##### Dataset rows #####
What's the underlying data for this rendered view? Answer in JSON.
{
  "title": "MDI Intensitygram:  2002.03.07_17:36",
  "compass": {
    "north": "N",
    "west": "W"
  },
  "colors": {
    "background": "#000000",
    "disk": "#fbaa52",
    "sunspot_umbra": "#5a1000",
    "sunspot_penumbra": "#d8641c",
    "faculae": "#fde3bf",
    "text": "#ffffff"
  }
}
#####
-- Written exercise --
Return the material in full, exactly as shown.

-- Task result --
What's the underlying data for this rendered view? Answer in JSON.
{
  "title": "MDI Intensitygram:  2002.03.07_17:36",
  "compass": {
    "north": "N",
    "west": "W"
  },
  "colors": {
    "background": "#000000",
    "disk": "#fbaa52",
    "sunspot_umbra": "#5a1000",
    "sunspot_penumbra": "#d8641c",
    "faculae": "#fde3bf",
    "text": "#ffffff"
  }
}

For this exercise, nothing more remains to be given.